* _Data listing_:
%%

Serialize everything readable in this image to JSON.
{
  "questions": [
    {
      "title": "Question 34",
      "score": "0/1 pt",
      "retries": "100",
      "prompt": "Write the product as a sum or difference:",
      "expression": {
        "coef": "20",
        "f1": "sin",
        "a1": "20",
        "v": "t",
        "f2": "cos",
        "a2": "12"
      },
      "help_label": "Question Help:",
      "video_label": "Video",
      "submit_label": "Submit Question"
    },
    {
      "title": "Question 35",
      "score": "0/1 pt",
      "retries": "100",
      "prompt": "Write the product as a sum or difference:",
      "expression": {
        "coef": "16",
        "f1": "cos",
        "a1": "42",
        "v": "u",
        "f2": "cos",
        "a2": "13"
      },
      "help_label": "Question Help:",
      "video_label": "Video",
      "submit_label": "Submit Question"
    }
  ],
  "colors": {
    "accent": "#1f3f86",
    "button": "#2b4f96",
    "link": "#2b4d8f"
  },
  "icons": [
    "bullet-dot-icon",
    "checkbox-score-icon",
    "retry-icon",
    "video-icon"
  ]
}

%%

* _TASK TO CARRY OUT_:
Reproduce the entries above in full by retyping them exactly.

* _OUTPUT FOR THIS EXERCISE_:
Serialize everything readable in this image to JSON.
{
  "questions": [
    {
      "title": "Question 34",
      "score": "0/1 pt",
      "retries": "100",
      "prompt": "Write the product as a sum or difference:",
      "expression": {
        "coef": "20",
        "f1": "sin",
        "a1": "20",
        "v": "t",
        "f2": "cos",
        "a2": "12"
      },
      "help_label": "Question Help:",
      "video_label": "Video",
      "submit_label": "Submit Question"
    },
    {
      "title": "Question 35",
      "score": "0/1 pt",
      "retries": "100",
      "prompt": "Write the product as a sum or difference:",
      "expression": {
        "coef": "16",
        "f1": "cos",
        "a1": "42",
        "v": "u",
        "f2": "cos",
        "a2": "13"
      },
      "help_label": "Question Help:",
      "video_label": "Video",
      "submit_label": "Submit Question"
    }
  ],
  "colors": {
    "accent": "#1f3f86",
    "button": "#2b4f96",
    "link": "#2b4d8f"
  },
  "icons": [
    "bullet-dot-icon",
    "checkbox-score-icon",
    "retry-icon",
    "video-icon"
  ]
}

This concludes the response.